### [Information provided]
####################

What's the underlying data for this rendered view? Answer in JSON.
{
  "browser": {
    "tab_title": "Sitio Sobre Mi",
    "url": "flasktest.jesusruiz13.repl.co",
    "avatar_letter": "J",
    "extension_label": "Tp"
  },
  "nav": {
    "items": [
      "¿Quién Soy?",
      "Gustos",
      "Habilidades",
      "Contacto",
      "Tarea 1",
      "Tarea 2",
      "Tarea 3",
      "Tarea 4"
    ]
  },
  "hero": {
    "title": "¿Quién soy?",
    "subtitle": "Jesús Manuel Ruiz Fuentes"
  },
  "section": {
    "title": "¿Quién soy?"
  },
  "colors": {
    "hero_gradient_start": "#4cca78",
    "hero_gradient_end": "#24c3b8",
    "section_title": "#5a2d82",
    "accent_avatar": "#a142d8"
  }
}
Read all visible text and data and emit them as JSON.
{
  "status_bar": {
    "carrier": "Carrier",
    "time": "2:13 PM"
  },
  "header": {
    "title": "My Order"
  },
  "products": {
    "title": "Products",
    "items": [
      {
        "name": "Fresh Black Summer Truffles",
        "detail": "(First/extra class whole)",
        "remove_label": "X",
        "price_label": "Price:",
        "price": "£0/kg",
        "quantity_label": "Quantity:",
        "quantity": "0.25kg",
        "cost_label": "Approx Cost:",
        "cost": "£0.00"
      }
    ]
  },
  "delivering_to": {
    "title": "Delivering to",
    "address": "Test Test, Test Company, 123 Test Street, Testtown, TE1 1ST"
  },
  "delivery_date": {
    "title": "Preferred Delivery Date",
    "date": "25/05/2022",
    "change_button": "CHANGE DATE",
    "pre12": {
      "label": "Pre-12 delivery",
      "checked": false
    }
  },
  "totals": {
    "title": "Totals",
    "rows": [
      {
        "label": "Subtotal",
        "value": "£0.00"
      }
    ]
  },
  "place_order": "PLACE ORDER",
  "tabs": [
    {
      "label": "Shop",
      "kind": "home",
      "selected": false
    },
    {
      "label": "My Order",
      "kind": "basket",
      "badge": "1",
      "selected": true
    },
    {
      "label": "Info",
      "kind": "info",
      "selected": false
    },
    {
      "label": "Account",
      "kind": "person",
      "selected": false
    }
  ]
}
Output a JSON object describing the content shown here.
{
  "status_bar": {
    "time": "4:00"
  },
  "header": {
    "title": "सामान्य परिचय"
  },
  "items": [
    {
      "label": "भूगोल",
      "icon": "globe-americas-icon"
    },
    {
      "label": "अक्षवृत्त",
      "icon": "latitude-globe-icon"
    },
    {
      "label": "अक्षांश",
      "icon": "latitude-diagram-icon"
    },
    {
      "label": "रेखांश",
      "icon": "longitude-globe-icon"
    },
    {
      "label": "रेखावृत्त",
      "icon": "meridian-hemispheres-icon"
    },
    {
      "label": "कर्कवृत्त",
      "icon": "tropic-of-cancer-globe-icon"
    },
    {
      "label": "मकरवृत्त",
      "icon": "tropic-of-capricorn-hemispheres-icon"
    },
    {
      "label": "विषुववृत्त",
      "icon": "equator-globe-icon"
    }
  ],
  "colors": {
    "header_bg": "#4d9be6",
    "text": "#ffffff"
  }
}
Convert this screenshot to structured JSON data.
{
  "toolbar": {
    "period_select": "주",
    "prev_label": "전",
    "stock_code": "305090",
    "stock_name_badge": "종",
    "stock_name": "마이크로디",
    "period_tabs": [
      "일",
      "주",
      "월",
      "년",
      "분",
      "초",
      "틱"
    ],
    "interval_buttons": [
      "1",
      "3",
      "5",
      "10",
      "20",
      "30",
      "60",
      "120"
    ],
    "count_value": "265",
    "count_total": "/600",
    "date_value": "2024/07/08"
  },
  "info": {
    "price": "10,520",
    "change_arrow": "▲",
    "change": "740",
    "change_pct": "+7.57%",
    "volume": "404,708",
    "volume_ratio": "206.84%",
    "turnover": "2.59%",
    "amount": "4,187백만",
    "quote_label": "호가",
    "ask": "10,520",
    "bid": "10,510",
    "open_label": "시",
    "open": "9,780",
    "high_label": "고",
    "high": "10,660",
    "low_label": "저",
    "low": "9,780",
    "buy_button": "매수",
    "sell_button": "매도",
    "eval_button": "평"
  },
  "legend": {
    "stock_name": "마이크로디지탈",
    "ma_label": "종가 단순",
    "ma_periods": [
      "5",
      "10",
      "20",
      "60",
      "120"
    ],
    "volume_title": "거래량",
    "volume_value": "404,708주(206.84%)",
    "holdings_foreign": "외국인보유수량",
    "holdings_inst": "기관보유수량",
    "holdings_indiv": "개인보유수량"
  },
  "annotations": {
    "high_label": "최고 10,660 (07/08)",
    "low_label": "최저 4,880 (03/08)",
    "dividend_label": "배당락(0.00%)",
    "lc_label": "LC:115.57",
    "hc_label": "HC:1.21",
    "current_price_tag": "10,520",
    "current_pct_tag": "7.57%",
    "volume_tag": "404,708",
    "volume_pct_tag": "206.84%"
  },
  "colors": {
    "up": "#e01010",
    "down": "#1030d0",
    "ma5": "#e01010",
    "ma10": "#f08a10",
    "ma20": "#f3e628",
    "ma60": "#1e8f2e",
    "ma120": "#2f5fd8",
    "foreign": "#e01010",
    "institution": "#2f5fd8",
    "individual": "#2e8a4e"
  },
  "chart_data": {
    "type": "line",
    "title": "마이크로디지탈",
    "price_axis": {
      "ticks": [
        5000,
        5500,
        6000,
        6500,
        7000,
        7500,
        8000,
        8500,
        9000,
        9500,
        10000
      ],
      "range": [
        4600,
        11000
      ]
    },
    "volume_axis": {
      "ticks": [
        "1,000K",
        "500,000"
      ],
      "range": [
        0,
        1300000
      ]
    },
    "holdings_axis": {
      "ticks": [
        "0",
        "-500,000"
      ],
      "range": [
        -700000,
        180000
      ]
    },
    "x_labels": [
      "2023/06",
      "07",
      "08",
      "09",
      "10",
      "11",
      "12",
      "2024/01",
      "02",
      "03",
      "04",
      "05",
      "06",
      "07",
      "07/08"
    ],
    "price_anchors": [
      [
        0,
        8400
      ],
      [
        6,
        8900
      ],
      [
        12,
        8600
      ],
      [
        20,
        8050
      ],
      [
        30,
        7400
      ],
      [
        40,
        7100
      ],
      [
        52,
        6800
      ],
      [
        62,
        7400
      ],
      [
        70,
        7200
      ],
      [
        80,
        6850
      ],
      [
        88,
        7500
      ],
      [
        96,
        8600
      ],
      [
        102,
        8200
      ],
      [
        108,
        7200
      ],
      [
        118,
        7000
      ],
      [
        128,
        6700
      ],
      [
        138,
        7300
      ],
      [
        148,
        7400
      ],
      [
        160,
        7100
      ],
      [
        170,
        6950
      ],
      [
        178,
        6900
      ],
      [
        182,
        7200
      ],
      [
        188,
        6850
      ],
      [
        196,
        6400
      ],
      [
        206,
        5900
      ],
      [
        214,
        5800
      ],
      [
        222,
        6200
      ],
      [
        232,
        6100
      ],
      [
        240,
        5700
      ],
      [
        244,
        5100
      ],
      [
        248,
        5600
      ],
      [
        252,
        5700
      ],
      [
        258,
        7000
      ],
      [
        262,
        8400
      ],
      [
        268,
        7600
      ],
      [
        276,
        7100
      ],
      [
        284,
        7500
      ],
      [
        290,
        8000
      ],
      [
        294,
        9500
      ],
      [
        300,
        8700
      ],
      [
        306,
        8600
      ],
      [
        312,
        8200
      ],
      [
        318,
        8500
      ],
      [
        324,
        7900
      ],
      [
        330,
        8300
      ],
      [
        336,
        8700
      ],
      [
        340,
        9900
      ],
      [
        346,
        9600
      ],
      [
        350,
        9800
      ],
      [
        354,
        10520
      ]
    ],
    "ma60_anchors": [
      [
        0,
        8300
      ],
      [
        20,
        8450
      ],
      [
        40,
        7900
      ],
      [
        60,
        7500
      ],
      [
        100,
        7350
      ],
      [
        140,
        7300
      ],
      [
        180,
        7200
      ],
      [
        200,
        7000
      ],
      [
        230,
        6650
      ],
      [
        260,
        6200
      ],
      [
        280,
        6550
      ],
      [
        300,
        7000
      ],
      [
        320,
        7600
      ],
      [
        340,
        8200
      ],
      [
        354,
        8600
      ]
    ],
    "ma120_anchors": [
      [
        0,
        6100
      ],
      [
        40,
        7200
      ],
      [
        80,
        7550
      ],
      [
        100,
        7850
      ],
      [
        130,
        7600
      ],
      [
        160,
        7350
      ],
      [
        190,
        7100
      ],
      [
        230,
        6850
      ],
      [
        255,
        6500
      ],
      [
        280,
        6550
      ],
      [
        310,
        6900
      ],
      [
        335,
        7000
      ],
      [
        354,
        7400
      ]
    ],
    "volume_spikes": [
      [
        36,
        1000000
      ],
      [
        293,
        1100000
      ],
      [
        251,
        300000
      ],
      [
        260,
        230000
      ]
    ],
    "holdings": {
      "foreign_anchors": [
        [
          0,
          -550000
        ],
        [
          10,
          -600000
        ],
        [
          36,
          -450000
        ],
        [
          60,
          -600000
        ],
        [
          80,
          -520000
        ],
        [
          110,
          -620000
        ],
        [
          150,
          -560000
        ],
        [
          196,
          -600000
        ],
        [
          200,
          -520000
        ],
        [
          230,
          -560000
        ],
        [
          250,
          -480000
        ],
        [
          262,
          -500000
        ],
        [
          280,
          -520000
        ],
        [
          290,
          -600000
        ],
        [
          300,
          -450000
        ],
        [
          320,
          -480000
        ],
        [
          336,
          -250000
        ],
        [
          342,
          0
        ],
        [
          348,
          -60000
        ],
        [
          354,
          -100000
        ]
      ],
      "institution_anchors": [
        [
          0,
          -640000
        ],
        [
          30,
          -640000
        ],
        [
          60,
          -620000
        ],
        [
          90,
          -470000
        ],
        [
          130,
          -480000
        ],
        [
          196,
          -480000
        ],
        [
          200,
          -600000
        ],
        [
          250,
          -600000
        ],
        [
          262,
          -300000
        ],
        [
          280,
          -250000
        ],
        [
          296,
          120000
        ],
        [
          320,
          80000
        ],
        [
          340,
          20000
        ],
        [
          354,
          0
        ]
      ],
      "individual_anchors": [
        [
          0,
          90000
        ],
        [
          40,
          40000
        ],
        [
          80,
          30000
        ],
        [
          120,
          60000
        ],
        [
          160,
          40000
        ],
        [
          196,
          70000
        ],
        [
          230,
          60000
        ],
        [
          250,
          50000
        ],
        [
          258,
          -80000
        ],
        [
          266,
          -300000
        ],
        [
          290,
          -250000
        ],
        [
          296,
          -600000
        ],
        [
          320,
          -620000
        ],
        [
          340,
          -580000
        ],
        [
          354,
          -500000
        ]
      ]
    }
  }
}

####################

### [What to do]
Select the lines that carry the string "hemispheres" and copy them.

### [Full response]
      "icon": "meridian-hemispheres-icon"
      "icon": "tropic-of-capricorn-hemispheres-icon"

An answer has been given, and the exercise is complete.